Extracted records:
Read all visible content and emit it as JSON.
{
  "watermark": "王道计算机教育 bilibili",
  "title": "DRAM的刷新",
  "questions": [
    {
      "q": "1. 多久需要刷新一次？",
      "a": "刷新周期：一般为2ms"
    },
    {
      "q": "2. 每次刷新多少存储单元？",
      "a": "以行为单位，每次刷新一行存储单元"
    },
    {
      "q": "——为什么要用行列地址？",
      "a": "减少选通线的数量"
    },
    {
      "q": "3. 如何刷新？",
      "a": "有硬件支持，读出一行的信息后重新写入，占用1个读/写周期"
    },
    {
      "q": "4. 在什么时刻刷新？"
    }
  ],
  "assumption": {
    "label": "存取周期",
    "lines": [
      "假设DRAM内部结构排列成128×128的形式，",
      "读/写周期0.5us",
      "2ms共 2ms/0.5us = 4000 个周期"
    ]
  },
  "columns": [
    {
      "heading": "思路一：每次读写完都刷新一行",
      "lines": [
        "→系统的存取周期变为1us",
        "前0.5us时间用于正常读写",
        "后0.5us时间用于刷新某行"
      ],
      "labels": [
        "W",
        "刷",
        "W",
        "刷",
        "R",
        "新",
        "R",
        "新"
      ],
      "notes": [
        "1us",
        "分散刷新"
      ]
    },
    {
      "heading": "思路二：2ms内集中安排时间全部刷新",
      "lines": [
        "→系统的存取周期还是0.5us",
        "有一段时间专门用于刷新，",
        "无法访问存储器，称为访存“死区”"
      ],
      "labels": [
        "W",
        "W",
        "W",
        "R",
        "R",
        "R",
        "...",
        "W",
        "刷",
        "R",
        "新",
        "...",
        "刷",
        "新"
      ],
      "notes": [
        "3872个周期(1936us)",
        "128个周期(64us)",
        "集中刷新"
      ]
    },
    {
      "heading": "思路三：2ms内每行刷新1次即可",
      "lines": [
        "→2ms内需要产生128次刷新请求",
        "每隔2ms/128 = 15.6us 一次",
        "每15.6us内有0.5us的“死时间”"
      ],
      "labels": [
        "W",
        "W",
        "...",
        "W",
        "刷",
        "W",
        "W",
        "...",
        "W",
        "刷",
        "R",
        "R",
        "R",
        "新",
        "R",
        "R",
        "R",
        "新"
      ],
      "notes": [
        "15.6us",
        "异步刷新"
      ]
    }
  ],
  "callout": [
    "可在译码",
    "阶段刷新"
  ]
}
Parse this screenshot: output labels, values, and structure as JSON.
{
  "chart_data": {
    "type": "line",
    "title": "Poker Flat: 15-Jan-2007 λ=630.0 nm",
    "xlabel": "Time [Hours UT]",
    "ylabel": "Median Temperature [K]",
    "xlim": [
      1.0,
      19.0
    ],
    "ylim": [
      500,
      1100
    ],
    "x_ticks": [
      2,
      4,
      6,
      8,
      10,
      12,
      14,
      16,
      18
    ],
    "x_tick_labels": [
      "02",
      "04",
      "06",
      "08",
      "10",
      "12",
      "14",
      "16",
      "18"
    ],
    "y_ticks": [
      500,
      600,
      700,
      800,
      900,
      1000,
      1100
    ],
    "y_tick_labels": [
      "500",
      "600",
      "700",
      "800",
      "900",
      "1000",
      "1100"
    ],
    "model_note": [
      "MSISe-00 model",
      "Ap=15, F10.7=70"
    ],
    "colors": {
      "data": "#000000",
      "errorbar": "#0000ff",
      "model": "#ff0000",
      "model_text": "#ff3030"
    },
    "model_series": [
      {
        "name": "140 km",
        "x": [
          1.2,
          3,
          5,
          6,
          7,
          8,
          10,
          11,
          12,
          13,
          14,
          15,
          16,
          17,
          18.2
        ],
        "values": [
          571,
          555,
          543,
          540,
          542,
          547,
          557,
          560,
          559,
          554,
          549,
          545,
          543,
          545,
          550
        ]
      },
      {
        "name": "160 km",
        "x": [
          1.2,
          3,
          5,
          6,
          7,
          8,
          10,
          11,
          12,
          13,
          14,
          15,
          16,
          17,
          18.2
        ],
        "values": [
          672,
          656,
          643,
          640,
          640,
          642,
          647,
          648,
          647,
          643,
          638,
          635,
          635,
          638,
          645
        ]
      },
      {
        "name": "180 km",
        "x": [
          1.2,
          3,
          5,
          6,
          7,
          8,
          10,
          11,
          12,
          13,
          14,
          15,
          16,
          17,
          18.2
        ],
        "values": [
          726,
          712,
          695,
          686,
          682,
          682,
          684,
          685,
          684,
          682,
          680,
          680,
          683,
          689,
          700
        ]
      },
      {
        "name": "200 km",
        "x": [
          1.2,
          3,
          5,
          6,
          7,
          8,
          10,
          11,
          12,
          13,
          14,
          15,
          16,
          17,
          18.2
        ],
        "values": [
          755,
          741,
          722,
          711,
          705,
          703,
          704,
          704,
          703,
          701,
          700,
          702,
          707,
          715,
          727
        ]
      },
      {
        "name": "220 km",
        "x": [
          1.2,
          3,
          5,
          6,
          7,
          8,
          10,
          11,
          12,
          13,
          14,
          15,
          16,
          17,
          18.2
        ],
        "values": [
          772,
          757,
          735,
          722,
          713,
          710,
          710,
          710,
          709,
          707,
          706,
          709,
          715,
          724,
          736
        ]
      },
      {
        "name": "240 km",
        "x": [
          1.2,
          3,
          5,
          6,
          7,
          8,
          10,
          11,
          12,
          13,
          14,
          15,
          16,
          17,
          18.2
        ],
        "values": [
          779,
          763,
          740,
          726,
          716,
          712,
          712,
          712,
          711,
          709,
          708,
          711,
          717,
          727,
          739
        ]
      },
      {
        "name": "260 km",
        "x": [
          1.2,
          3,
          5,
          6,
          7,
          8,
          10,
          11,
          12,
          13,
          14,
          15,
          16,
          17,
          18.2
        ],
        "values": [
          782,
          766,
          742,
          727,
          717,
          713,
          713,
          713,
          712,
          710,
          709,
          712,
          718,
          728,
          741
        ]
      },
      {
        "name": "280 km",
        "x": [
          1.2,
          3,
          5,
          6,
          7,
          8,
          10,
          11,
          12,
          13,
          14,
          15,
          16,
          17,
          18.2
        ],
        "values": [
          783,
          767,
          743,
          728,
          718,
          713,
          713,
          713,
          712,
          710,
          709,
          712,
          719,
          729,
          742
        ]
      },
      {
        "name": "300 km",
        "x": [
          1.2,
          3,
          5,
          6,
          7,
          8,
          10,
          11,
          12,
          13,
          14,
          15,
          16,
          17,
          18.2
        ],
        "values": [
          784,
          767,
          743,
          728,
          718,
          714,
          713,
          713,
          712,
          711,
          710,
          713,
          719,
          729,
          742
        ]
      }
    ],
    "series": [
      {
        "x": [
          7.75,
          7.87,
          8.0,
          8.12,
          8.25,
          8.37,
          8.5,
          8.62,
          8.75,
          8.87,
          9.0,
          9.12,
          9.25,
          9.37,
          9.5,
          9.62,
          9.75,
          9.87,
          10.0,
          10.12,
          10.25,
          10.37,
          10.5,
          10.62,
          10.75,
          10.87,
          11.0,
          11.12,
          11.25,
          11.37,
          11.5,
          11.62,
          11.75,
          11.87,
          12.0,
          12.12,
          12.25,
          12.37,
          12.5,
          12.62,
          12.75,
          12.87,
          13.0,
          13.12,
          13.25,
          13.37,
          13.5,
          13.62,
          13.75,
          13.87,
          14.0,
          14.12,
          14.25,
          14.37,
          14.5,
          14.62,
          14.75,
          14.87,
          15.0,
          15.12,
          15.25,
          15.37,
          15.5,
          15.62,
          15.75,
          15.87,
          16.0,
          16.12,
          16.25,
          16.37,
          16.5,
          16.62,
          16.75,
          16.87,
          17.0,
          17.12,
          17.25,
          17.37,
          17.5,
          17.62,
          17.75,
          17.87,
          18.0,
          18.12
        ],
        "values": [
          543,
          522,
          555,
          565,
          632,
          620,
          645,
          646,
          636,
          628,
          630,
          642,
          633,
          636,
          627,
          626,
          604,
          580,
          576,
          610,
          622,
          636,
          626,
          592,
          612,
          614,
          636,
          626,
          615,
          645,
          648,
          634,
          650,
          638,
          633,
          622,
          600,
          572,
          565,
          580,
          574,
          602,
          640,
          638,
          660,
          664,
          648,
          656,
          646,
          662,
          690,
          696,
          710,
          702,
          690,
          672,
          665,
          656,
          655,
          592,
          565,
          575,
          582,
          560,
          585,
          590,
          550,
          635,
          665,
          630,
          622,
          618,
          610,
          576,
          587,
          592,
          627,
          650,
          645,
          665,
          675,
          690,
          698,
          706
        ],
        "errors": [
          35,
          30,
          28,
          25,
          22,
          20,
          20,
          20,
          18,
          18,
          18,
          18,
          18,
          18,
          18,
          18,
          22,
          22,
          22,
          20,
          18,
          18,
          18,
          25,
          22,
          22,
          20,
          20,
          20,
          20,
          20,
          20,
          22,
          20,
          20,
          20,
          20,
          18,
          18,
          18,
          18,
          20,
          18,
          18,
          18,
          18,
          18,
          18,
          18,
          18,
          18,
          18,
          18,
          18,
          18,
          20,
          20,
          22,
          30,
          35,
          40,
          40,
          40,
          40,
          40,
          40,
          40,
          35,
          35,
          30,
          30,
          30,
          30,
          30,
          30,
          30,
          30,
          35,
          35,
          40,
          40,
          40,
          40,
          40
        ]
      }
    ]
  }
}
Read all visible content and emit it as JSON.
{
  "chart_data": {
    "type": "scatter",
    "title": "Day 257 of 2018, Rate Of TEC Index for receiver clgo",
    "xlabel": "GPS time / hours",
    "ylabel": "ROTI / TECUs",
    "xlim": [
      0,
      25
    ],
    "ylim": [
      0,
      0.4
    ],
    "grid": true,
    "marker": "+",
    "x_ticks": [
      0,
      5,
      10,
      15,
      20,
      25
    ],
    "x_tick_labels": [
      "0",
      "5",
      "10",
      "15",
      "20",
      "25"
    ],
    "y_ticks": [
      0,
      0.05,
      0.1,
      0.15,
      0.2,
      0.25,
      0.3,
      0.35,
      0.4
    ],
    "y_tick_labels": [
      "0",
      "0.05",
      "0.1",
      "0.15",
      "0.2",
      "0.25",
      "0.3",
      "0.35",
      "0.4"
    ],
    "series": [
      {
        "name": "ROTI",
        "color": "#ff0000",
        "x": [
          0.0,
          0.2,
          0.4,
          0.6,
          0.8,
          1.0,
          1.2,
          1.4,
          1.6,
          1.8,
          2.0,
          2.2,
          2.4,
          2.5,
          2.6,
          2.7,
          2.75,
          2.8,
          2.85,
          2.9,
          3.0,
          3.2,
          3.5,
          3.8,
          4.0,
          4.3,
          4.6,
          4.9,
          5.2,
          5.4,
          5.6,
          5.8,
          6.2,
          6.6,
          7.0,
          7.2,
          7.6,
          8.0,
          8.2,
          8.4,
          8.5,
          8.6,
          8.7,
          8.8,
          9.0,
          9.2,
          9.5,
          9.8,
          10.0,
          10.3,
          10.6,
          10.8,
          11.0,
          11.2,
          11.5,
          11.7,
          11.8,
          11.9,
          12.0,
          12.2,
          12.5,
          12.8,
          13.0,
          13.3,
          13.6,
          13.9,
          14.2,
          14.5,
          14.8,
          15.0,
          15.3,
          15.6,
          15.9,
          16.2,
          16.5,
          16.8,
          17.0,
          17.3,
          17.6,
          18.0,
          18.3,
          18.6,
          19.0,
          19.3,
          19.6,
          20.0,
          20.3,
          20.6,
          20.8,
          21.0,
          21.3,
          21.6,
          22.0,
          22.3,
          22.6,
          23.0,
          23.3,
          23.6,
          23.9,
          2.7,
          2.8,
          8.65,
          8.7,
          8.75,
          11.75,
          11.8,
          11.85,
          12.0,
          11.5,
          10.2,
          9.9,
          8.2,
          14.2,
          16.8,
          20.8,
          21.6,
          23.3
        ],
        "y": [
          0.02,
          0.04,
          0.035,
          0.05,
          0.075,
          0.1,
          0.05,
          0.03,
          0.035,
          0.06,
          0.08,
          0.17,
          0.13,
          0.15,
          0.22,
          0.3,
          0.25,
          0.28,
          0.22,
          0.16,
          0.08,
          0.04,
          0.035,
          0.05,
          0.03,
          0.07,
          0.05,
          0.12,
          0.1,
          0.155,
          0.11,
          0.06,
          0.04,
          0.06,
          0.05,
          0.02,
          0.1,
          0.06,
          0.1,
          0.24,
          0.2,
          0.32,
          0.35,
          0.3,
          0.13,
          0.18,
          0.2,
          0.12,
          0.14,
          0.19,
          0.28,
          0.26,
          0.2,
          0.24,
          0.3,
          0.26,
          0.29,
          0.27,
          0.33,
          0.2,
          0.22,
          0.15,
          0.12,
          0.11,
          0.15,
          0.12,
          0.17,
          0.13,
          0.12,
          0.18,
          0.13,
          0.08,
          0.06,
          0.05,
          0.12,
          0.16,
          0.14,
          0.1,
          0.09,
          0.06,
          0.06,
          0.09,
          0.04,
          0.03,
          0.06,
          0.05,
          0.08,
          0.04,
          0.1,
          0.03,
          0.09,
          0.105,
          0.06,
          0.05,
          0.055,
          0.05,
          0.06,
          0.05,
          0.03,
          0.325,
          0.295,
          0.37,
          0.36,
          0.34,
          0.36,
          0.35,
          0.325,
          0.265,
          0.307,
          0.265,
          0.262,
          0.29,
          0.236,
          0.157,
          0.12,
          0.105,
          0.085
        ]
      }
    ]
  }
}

Task details:
Display every line of the listing that contains the string "name".

Worked answer:
        "name": "140 km",
        "name": "160 km",
        "name": "180 km",
        "name": "200 km",
        "name": "220 km",
        "name": "240 km",
        "name": "260 km",
        "name": "280 km",
        "name": "300 km",
        "name": "ROTI",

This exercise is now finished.